> Requirements
Check every line for the word "JSON" and state how many lines have it. Reply with the number alone.

> Records to use
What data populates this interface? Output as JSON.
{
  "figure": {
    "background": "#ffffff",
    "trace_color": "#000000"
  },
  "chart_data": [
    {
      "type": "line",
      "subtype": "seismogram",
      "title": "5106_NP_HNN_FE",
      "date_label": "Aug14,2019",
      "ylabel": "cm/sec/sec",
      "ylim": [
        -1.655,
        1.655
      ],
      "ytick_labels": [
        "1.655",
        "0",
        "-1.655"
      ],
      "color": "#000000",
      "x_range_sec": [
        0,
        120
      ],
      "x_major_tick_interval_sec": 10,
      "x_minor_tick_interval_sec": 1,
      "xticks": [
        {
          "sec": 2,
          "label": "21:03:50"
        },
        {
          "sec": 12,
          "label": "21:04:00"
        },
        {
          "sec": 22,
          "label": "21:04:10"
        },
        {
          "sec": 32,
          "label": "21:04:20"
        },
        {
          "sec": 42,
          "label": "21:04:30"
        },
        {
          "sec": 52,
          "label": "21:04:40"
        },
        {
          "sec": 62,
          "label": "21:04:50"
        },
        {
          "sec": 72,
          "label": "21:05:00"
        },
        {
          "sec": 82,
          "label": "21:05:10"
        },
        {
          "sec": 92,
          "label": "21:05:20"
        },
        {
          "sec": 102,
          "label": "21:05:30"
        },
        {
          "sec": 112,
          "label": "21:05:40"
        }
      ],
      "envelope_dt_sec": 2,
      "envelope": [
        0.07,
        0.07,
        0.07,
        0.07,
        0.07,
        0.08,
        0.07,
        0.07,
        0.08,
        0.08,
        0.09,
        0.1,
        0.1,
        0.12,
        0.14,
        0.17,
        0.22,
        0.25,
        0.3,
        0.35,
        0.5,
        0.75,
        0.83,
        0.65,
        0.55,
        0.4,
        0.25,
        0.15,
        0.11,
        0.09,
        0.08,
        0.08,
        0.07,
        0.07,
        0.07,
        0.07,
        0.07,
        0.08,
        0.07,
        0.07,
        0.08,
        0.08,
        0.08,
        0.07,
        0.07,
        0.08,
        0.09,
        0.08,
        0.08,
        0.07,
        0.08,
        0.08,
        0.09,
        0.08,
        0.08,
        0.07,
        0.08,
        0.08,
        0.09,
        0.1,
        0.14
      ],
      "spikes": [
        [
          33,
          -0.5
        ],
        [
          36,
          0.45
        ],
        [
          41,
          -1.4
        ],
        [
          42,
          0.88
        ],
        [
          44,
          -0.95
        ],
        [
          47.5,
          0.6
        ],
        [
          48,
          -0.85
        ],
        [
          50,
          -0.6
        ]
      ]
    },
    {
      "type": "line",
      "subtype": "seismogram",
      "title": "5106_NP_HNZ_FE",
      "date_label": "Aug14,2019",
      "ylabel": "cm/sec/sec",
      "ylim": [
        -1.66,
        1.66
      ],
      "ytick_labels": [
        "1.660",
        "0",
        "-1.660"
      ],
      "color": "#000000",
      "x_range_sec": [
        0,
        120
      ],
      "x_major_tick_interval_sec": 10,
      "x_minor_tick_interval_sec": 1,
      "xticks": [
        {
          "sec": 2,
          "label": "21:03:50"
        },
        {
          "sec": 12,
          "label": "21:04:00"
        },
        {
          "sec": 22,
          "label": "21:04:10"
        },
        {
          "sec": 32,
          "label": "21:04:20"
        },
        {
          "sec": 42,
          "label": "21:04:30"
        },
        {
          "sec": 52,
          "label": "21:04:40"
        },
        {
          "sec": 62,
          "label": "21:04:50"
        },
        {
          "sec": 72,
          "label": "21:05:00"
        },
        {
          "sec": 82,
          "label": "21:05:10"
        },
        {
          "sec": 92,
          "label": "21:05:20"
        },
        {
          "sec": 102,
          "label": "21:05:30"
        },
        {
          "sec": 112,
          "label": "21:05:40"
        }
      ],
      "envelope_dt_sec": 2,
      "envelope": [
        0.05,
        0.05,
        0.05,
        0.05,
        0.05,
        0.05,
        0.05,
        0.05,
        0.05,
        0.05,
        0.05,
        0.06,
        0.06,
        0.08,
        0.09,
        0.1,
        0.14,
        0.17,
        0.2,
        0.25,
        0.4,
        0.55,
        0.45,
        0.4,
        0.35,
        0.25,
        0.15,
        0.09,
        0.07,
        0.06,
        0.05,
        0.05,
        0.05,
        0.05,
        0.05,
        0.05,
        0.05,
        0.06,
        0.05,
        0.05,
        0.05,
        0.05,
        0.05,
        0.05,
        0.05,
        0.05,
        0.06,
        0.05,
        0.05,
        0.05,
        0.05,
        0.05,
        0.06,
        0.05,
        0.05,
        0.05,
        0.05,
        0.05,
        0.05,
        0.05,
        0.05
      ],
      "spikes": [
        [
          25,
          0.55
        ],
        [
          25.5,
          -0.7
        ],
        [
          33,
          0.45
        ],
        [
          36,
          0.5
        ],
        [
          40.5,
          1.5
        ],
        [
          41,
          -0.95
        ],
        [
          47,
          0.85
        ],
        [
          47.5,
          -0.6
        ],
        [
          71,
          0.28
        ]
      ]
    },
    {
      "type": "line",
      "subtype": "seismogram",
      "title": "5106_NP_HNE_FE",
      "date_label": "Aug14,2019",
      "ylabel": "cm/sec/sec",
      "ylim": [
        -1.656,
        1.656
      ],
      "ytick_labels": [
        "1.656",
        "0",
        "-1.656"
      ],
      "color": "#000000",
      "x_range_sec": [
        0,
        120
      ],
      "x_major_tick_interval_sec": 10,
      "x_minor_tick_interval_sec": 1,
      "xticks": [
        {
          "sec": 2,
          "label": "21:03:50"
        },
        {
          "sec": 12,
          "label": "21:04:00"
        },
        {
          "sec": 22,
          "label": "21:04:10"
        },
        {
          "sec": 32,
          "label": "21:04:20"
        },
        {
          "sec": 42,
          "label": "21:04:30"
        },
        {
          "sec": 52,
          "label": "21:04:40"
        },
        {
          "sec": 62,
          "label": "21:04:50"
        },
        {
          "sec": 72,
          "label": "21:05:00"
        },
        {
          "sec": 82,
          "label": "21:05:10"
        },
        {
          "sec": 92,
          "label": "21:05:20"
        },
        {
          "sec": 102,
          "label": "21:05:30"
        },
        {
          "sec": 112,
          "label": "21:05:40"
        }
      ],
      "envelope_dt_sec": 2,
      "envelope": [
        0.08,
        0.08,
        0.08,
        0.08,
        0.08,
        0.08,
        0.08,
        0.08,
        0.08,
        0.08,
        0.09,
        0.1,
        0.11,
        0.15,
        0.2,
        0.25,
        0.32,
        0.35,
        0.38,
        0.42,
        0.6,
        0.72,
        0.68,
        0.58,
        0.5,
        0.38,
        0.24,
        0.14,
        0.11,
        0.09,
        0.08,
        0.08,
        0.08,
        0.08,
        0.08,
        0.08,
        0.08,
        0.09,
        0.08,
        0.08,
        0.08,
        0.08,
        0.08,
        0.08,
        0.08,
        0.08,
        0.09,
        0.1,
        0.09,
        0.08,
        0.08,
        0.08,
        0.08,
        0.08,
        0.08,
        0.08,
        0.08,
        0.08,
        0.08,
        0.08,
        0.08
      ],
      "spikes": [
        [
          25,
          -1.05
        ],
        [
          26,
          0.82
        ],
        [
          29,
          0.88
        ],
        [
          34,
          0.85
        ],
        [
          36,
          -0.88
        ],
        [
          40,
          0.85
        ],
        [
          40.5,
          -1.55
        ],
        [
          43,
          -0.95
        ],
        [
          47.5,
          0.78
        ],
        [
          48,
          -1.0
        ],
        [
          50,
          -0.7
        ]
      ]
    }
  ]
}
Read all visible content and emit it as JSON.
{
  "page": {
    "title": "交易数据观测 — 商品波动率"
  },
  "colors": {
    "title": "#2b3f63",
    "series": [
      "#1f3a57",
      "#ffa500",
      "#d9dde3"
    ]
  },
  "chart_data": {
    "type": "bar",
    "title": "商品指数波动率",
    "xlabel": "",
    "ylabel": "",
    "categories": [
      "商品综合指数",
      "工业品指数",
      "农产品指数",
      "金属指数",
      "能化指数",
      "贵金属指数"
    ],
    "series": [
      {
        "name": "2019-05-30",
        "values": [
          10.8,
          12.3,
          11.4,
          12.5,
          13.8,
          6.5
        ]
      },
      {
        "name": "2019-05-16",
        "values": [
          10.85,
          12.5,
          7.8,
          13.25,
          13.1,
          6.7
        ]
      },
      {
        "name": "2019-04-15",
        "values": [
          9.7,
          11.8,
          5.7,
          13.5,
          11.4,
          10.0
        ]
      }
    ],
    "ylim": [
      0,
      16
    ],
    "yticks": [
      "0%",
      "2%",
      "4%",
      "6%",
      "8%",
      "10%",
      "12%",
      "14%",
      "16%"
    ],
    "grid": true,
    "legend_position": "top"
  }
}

> Solution
2